● **Exercise A**:
From the steel-versus-wood letter, quote the passage that starts at the words "I hope you will" and ends after the words "the way to go.".
● **Exercise B**:
Answer these questions using the steel-versus-wood letter:
(i) On what date was the letter posted?
(ii) How long does the writer say it will take to pay back the energy debt from using steel?
(iii) What does the writer suggest Kevin recommend to his viewers about steel?
** Start of Text block **
Ask Kevin: Steel vs. wood
16 Jan '07 from Kevin Contreras
Hello Kevin,
I stumbled across your site and was impressed with its polish. I applaud your efforts and wish you success.
I hope you will address how using steel frame in a straw bale virtually erases the green benefits of straw, however. The embodied energy in the manufacture of steel is huge, and makes your green project a paler green. It will take you decades to pay back in energy efficiency the energy debt you incurred by using steel. And since you are teaching about building green, other builders or owners might be misled into thinking steel is the way to go.
Now, conscious choices are better than unconscious ones, and it looks as though your project has a lot to offer. I would simply suggest that you address your use of steel in this project and recommend against it for your viewers.
** End of Text block **
** Start of Source data **
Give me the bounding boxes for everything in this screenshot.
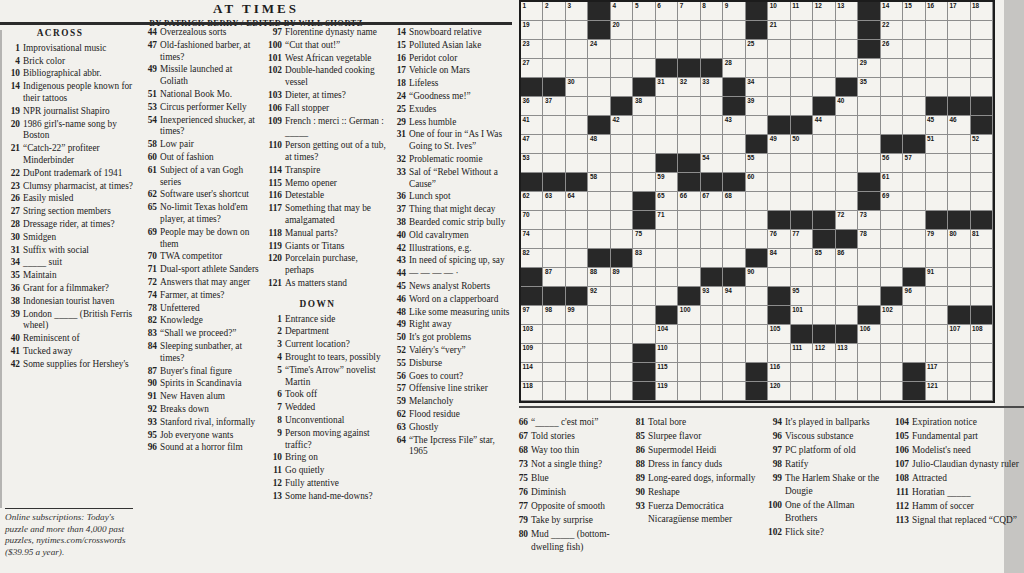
** End of Source data **
● **Final answer A**:
I hope you will address how using steel frame in a straw bale virtually erases the green benefits of straw, however. The embodied energy in the manufacture of steel is huge, and makes your green project a paler green. It will take you decades to pay back in energy efficiency the energy debt you incurred by using steel. And since you are teaching about building green, other builders or owners might be misled into thinking steel is the way to go.

● **Final answer B**:
(i) 16 Jan '07
(ii) Decades
(iii) Recommend against using it